## Record excerpts:
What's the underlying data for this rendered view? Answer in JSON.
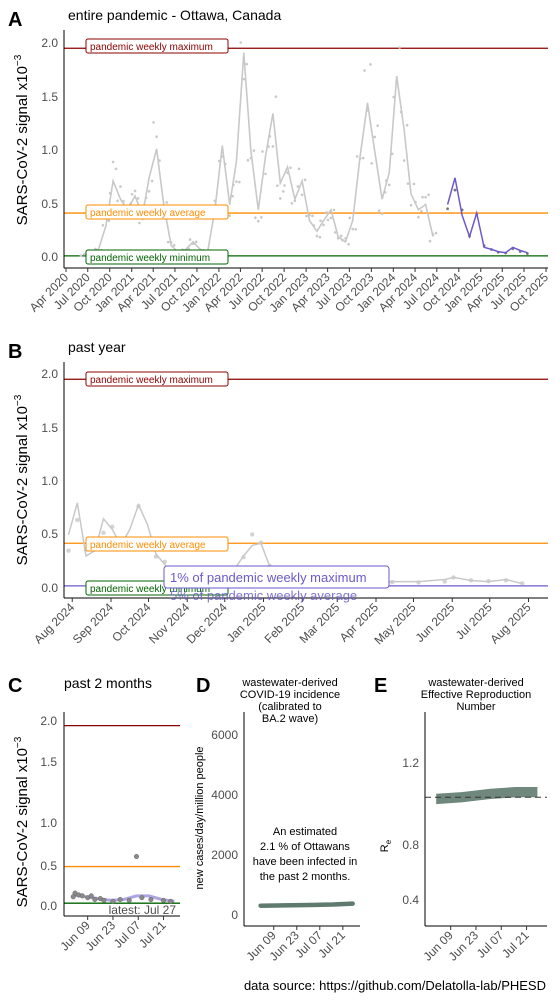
{
  "colors": {
    "maximum": "#8b0000",
    "average": "#ff8c00",
    "minimum": "#006400",
    "raw_grey": "#c8c8c8",
    "recent_purple": "#6a5acd",
    "model_green": "#5f7a6e",
    "axis": "#000000",
    "tick_text": "#4d4d4d"
  },
  "reference": {
    "max_label": "pandemic weekly maximum",
    "avg_label": "pandemic weekly average",
    "min_label": "pandemic weekly minimum",
    "max_value": 1.96,
    "avg_value": 0.42,
    "min_value": 0.02,
    "pct_max_label": "1% of pandemic weekly maximum",
    "pct_avg_label": "5% of pandemic weekly average"
  },
  "panel_a": {
    "letter": "A",
    "title": "entire pandemic - Ottawa, Canada",
    "ylabel": "SARS-CoV-2 signal x10",
    "ylabel_exp": "−3",
    "ytick_labels": [
      "0.0",
      "0.5",
      "1.0",
      "1.5",
      "2.0"
    ]
  },
  "panel_b": {
    "letter": "B",
    "title": "past year",
    "ylabel": "SARS-CoV-2 signal x10",
    "ylabel_exp": "−3",
    "ytick_labels": [
      "0.0",
      "0.5",
      "1.0",
      "1.5",
      "2.0"
    ]
  },
  "panel_c": {
    "letter": "C",
    "title": "past 2 months",
    "ylabel": "SARS-CoV-2 signal x10",
    "ylabel_exp": "−3",
    "ytick_labels": [
      "0.0",
      "0.5",
      "1.0",
      "1.5",
      "2.0"
    ],
    "latest_label": "latest: Jul 27"
  },
  "panel_d": {
    "letter": "D",
    "title_lines": [
      "wastewater-derived",
      "COVID-19 incidence",
      "(calibrated to",
      "BA.2 wave)"
    ],
    "ylabel": "new cases/day/million people",
    "ytick_labels": [
      "0",
      "2000",
      "4000",
      "6000"
    ],
    "annotation_lines": [
      "An estimated",
      "2.1 % of Ottawans",
      "have been infected in",
      "the past 2 months."
    ]
  },
  "panel_e": {
    "letter": "E",
    "title_lines": [
      "wastewater-derived",
      "Effective Reproduction",
      "Number"
    ],
    "ylabel": "R",
    "ylabel_sub": "e",
    "ytick_labels": [
      "0.4",
      "0.8",
      "1.2"
    ]
  },
  "footer": {
    "source": "data source: https://github.com/Delatolla-lab/PHESD"
  },
  "chart_data": [
    {
      "panel": "A",
      "type": "line",
      "title": "entire pandemic - Ottawa, Canada",
      "ylabel": "SARS-CoV-2 signal x10^-3",
      "xlim": [
        "2020-04-01",
        "2025-10-01"
      ],
      "ylim": [
        0,
        2.0
      ],
      "x_ticks": [
        "Apr 2020",
        "Jul 2020",
        "Oct 2020",
        "Jan 2021",
        "Apr 2021",
        "Jul 2021",
        "Oct 2021",
        "Jan 2022",
        "Apr 2022",
        "Jul 2022",
        "Oct 2022",
        "Jan 2023",
        "Apr 2023",
        "Jul 2023",
        "Oct 2023",
        "Jan 2024",
        "Apr 2024",
        "Jul 2024",
        "Oct 2024",
        "Jan 2025",
        "Apr 2025",
        "Jul 2025",
        "Oct 2025"
      ],
      "reference_lines": [
        {
          "name": "pandemic weekly maximum",
          "value": 1.96
        },
        {
          "name": "pandemic weekly average",
          "value": 0.42
        },
        {
          "name": "pandemic weekly minimum",
          "value": 0.02
        }
      ],
      "series": [
        {
          "values_by_month": [
            [
              "2020-06",
              0.03
            ],
            [
              "2020-07",
              0.06
            ],
            [
              "2020-08",
              0.08
            ],
            [
              "2020-09",
              0.3
            ],
            [
              "2020-10",
              0.72
            ],
            [
              "2020-11",
              0.55
            ],
            [
              "2020-12",
              0.45
            ],
            [
              "2021-01",
              0.58
            ],
            [
              "2021-02",
              0.4
            ],
            [
              "2021-03",
              0.75
            ],
            [
              "2021-04",
              1.02
            ],
            [
              "2021-05",
              0.5
            ],
            [
              "2021-06",
              0.12
            ],
            [
              "2021-07",
              0.05
            ],
            [
              "2021-08",
              0.08
            ],
            [
              "2021-09",
              0.15
            ],
            [
              "2021-10",
              0.08
            ],
            [
              "2021-11",
              0.06
            ],
            [
              "2021-12",
              0.45
            ],
            [
              "2022-01",
              1.05
            ],
            [
              "2022-02",
              0.5
            ],
            [
              "2022-03",
              0.9
            ],
            [
              "2022-04",
              1.92
            ],
            [
              "2022-05",
              1.0
            ],
            [
              "2022-06",
              0.45
            ],
            [
              "2022-07",
              0.95
            ],
            [
              "2022-08",
              1.35
            ],
            [
              "2022-09",
              0.7
            ],
            [
              "2022-10",
              0.85
            ],
            [
              "2022-11",
              0.55
            ],
            [
              "2022-12",
              0.72
            ],
            [
              "2023-01",
              0.35
            ],
            [
              "2023-02",
              0.25
            ],
            [
              "2023-03",
              0.35
            ],
            [
              "2023-04",
              0.45
            ],
            [
              "2023-05",
              0.2
            ],
            [
              "2023-06",
              0.15
            ],
            [
              "2023-07",
              0.35
            ],
            [
              "2023-08",
              0.95
            ],
            [
              "2023-09",
              1.45
            ],
            [
              "2023-10",
              1.0
            ],
            [
              "2023-11",
              0.55
            ],
            [
              "2023-12",
              0.8
            ],
            [
              "2024-01",
              1.7
            ],
            [
              "2024-02",
              1.2
            ],
            [
              "2024-03",
              0.6
            ],
            [
              "2024-04",
              0.45
            ],
            [
              "2024-05",
              0.5
            ],
            [
              "2024-06",
              0.2
            ]
          ]
        },
        {
          "name": "past year (highlighted)",
          "values_by_month": [
            [
              "2024-08",
              0.5
            ],
            [
              "2024-09",
              0.75
            ],
            [
              "2024-10",
              0.4
            ],
            [
              "2024-11",
              0.2
            ],
            [
              "2024-12",
              0.42
            ],
            [
              "2025-01",
              0.1
            ],
            [
              "2025-02",
              0.08
            ],
            [
              "2025-03",
              0.06
            ],
            [
              "2025-04",
              0.05
            ],
            [
              "2025-05",
              0.1
            ],
            [
              "2025-06",
              0.07
            ],
            [
              "2025-07",
              0.05
            ]
          ]
        }
      ]
    },
    {
      "panel": "B",
      "type": "line",
      "title": "past year",
      "ylabel": "SARS-CoV-2 signal x10^-3",
      "xlim": [
        "2024-07-27",
        "2025-08-15"
      ],
      "ylim": [
        0,
        2.0
      ],
      "x_ticks": [
        "Aug 2024",
        "Sep 2024",
        "Oct 2024",
        "Nov 2024",
        "Dec 2024",
        "Jan 2025",
        "Feb 2025",
        "Mar 2025",
        "Apr 2025",
        "May 2025",
        "Jun 2025",
        "Jul 2025",
        "Aug 2025"
      ],
      "reference_lines": [
        {
          "name": "pandemic weekly maximum",
          "value": 1.96
        },
        {
          "name": "pandemic weekly average",
          "value": 0.42
        },
        {
          "name": "pandemic weekly minimum",
          "value": 0.02
        },
        {
          "name": "1% of pandemic weekly maximum",
          "value": 0.02
        },
        {
          "name": "5% of pandemic weekly average",
          "value": 0.02
        }
      ],
      "series": [
        {
          "points": [
            [
              "2024-07-29",
              0.5
            ],
            [
              "2024-08-05",
              0.8
            ],
            [
              "2024-08-12",
              0.3
            ],
            [
              "2024-08-19",
              0.35
            ],
            [
              "2024-08-26",
              0.65
            ],
            [
              "2024-09-02",
              0.55
            ],
            [
              "2024-09-09",
              0.4
            ],
            [
              "2024-09-16",
              0.55
            ],
            [
              "2024-09-23",
              0.78
            ],
            [
              "2024-09-30",
              0.6
            ],
            [
              "2024-10-07",
              0.32
            ],
            [
              "2024-10-14",
              0.22
            ],
            [
              "2024-10-21",
              0.12
            ],
            [
              "2024-10-28",
              0.1
            ],
            [
              "2024-11-04",
              0.08
            ],
            [
              "2024-11-11",
              0.15
            ],
            [
              "2024-11-18",
              0.1
            ],
            [
              "2024-11-25",
              0.12
            ],
            [
              "2024-12-02",
              0.15
            ],
            [
              "2024-12-09",
              0.18
            ],
            [
              "2024-12-16",
              0.3
            ],
            [
              "2024-12-23",
              0.4
            ],
            [
              "2024-12-30",
              0.42
            ],
            [
              "2025-01-06",
              0.2
            ],
            [
              "2025-01-13",
              0.12
            ],
            [
              "2025-01-27",
              0.08
            ],
            [
              "2025-02-10",
              0.06
            ],
            [
              "2025-03-03",
              0.06
            ],
            [
              "2025-03-24",
              0.05
            ],
            [
              "2025-04-14",
              0.06
            ],
            [
              "2025-05-05",
              0.06
            ],
            [
              "2025-05-26",
              0.08
            ],
            [
              "2025-06-02",
              0.1
            ],
            [
              "2025-06-16",
              0.07
            ],
            [
              "2025-06-30",
              0.06
            ],
            [
              "2025-07-14",
              0.08
            ],
            [
              "2025-07-27",
              0.04
            ]
          ]
        }
      ]
    },
    {
      "panel": "C",
      "type": "line",
      "title": "past 2 months",
      "ylabel": "SARS-CoV-2 signal x10^-3",
      "xlim": [
        "2025-05-28",
        "2025-07-29"
      ],
      "ylim": [
        0,
        2.0
      ],
      "x_ticks": [
        "Jun 09",
        "Jun 23",
        "Jul 07",
        "Jul 21"
      ],
      "reference_lines": [
        {
          "name": "pandemic weekly maximum",
          "value": 1.96
        },
        {
          "name": "pandemic weekly average",
          "value": 0.42
        },
        {
          "name": "pandemic weekly minimum",
          "value": 0.02
        }
      ],
      "points": [
        [
          "2025-06-01",
          0.09
        ],
        [
          "2025-06-02",
          0.13
        ],
        [
          "2025-06-04",
          0.11
        ],
        [
          "2025-06-06",
          0.1
        ],
        [
          "2025-06-09",
          0.08
        ],
        [
          "2025-06-11",
          0.1
        ],
        [
          "2025-06-13",
          0.06
        ],
        [
          "2025-06-16",
          0.07
        ],
        [
          "2025-06-18",
          0.05
        ],
        [
          "2025-06-23",
          0.04
        ],
        [
          "2025-06-27",
          0.06
        ],
        [
          "2025-07-02",
          0.05
        ],
        [
          "2025-07-06",
          0.53
        ],
        [
          "2025-07-09",
          0.08
        ],
        [
          "2025-07-14",
          0.06
        ],
        [
          "2025-07-21",
          0.05
        ],
        [
          "2025-07-25",
          0.04
        ]
      ],
      "smoothed": [
        [
          "2025-06-01",
          0.11
        ],
        [
          "2025-06-08",
          0.09
        ],
        [
          "2025-06-15",
          0.07
        ],
        [
          "2025-06-22",
          0.05
        ],
        [
          "2025-06-29",
          0.06
        ],
        [
          "2025-07-06",
          0.1
        ],
        [
          "2025-07-13",
          0.1
        ],
        [
          "2025-07-20",
          0.06
        ],
        [
          "2025-07-27",
          0.04
        ]
      ],
      "annotation": "latest: Jul 27"
    },
    {
      "panel": "D",
      "type": "line",
      "title": "wastewater-derived COVID-19 incidence (calibrated to BA.2 wave)",
      "ylabel": "new cases/day/million people",
      "xlim": [
        "2025-05-28",
        "2025-07-29"
      ],
      "ylim": [
        0,
        6000
      ],
      "x_ticks": [
        "Jun 09",
        "Jun 23",
        "Jul 07",
        "Jul 21"
      ],
      "series": [
        {
          "points": [
            [
              "2025-06-01",
              310
            ],
            [
              "2025-06-15",
              320
            ],
            [
              "2025-07-01",
              335
            ],
            [
              "2025-07-15",
              350
            ],
            [
              "2025-07-27",
              380
            ]
          ]
        }
      ],
      "annotation": "An estimated 2.1 % of Ottawans have been infected in the past 2 months."
    },
    {
      "panel": "E",
      "type": "line",
      "title": "wastewater-derived Effective Reproduction Number",
      "ylabel": "Re",
      "xlim": [
        "2025-05-28",
        "2025-07-29"
      ],
      "ylim": [
        0.2,
        1.5
      ],
      "x_ticks": [
        "Jun 09",
        "Jun 23",
        "Jul 07",
        "Jul 21"
      ],
      "reference_line": 1.0,
      "series": [
        {
          "points": [
            [
              "2025-06-01",
              0.99
            ],
            [
              "2025-06-15",
              1.0
            ],
            [
              "2025-07-01",
              1.02
            ],
            [
              "2025-07-15",
              1.03
            ],
            [
              "2025-07-27",
              1.03
            ]
          ]
        }
      ]
    }
  ]
}
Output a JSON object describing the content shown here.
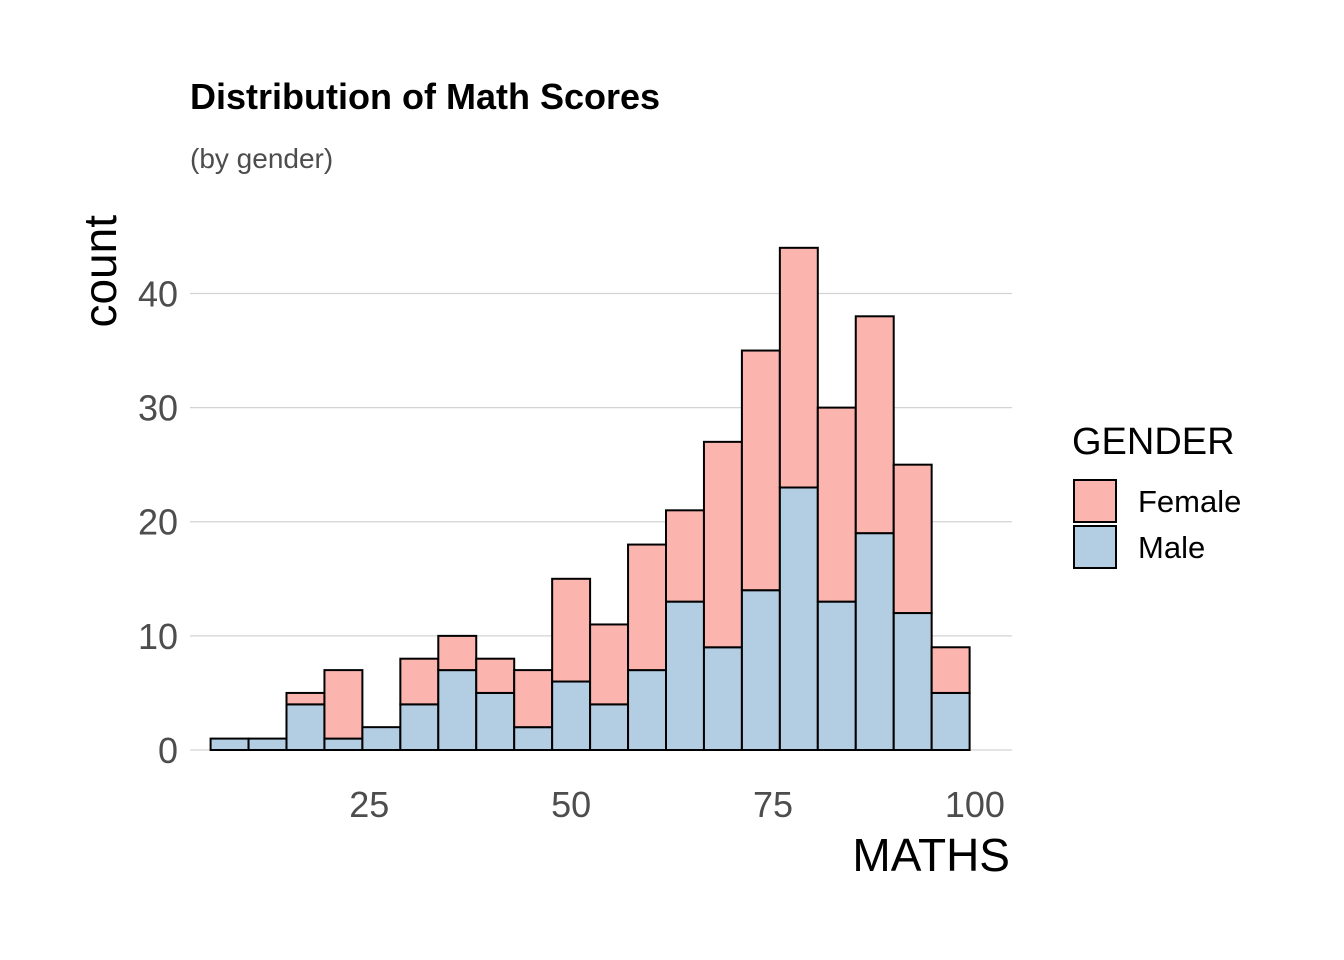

## Job:
Give the count of lines in the listing that hold the word "Number", with no other text.

## Expected output:
2